Begin Data excerpts
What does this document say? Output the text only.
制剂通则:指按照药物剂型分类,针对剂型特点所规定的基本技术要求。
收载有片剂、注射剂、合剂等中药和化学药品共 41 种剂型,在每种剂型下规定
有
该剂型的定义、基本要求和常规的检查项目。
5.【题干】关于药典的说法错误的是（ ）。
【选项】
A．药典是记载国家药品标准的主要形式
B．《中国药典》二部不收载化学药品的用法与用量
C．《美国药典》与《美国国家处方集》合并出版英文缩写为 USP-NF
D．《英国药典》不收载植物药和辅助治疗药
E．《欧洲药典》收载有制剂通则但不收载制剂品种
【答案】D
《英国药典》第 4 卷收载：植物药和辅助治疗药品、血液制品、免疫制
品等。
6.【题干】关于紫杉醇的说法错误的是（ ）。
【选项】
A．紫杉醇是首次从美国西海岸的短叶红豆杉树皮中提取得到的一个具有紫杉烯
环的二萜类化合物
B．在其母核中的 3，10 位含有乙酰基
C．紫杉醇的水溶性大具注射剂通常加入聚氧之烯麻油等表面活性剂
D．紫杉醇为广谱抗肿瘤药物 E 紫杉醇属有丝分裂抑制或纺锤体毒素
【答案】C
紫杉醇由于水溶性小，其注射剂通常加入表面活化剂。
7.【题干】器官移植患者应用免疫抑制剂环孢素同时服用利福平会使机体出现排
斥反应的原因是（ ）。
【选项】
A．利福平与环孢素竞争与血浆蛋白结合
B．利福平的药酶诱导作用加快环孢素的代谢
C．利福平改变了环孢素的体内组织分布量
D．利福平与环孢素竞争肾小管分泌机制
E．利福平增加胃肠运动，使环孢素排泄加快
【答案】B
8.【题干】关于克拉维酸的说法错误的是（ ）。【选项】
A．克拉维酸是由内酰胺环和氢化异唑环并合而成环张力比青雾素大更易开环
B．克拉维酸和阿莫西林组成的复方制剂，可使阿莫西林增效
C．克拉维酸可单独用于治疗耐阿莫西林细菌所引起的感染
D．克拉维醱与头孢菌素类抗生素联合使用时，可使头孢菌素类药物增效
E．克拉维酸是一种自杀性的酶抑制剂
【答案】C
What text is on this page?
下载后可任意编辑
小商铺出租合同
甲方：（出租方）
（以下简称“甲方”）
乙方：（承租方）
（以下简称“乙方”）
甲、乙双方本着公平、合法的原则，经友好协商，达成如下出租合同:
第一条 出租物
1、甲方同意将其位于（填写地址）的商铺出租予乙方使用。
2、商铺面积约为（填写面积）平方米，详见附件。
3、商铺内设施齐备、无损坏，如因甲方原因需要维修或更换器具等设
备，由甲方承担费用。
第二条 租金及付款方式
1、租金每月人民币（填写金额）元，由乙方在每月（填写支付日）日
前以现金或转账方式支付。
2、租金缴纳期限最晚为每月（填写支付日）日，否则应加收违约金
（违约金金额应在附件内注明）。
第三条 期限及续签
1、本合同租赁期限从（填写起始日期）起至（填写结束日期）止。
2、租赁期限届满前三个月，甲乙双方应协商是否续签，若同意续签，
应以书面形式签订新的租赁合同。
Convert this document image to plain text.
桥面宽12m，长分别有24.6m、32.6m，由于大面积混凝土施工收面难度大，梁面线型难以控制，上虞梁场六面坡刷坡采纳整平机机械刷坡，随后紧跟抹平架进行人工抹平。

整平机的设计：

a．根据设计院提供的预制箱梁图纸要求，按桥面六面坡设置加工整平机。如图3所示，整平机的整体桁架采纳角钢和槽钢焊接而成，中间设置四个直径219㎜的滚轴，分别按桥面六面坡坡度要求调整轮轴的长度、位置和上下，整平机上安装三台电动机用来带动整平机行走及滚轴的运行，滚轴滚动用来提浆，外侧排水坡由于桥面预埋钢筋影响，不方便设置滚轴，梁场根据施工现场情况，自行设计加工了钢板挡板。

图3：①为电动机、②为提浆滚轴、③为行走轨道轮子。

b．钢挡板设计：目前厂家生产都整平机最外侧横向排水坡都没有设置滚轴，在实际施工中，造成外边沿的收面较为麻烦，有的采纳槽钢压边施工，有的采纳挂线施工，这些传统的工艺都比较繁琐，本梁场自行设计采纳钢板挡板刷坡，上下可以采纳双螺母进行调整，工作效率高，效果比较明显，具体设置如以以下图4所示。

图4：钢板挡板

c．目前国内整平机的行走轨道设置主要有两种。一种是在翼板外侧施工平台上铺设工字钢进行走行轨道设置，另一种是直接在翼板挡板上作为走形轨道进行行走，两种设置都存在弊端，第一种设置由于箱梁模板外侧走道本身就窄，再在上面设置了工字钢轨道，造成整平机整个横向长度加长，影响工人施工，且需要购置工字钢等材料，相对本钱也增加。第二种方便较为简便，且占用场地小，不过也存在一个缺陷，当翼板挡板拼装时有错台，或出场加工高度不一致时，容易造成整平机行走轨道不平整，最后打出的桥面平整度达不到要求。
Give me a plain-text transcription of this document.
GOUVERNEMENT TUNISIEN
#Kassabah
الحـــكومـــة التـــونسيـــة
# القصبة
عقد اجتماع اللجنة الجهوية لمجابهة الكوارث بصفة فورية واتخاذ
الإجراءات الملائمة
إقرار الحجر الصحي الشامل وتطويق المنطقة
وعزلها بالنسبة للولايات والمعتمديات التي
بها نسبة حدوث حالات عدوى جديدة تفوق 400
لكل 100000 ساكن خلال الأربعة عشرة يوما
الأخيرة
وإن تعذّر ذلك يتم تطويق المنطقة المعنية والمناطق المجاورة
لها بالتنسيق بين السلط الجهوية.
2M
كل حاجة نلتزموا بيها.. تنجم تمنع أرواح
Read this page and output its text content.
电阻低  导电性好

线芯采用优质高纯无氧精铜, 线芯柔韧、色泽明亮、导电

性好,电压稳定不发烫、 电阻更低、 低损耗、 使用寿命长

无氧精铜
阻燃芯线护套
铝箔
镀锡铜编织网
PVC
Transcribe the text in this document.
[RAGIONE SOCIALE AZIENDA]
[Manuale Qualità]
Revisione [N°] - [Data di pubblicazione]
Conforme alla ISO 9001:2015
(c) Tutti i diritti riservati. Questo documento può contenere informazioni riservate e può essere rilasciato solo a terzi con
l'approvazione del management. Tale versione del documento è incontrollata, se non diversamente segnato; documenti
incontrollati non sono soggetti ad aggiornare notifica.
End Data excerpts
◆ Your goal:
Quote, without alteration, the final stretch of the entries: the line with "Transcribe the text in this document." onward to the last line.

◆ Correct output:
Transcribe the text in this document.
[RAGIONE SOCIALE AZIENDA]
[Manuale Qualità]
Revisione [N°] - [Data di pubblicazione]
Conforme alla ISO 9001:2015
(c) Tutti i diritti riservati. Questo documento può contenere informazioni riservate e può essere rilasciato solo a terzi con
l'approvazione del management. Tale versione del documento è incontrollata, se non diversamente segnato; documenti
incontrollati non sono soggetti ad aggiornare notifica.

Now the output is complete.